Return the number of lines in which the word "使用景区小" appears; add nothing else.

(Saved entries)
<<<<
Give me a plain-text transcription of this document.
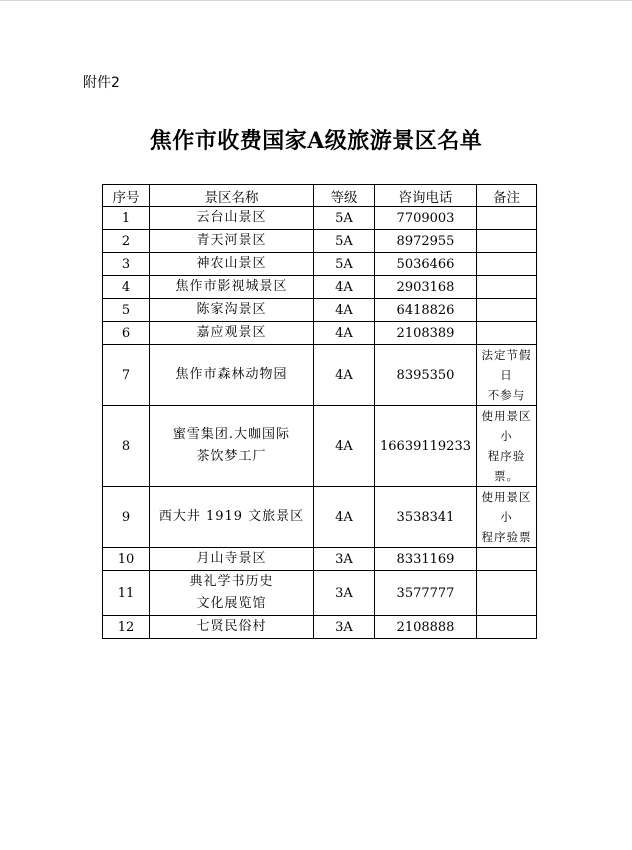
附件2
焦作市收费国家A级旅游景区名单
序号	景区名称	等级	咨询电话	备注
1	云台山景区	5A	7709003	
2	青天河景区	5A	8972955	
3	神农山景区	5A	5036466	
4	焦作市影视城景区	4A	2903168	
5	陈家沟景区	4A	6418826	
6	嘉应观景区	4A	2108389	
7	焦作市森林动物园	4A	8395350	法定节假日
不参与

8	蜜雪集团.大咖国际
茶饮梦工厂	4A	16639119233	使用景区小
程序验票。

9	西大井 1919 文旅景区	4A	3538341	使用景区小
程序验票

10	月山寺景区	3A	8331169	
11	典礼学书历史
文化展览馆	3A	3577777	
12	七贤民俗村	3A	2108888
>>>>
• SOLUTION TO THIS PROBLEM: 2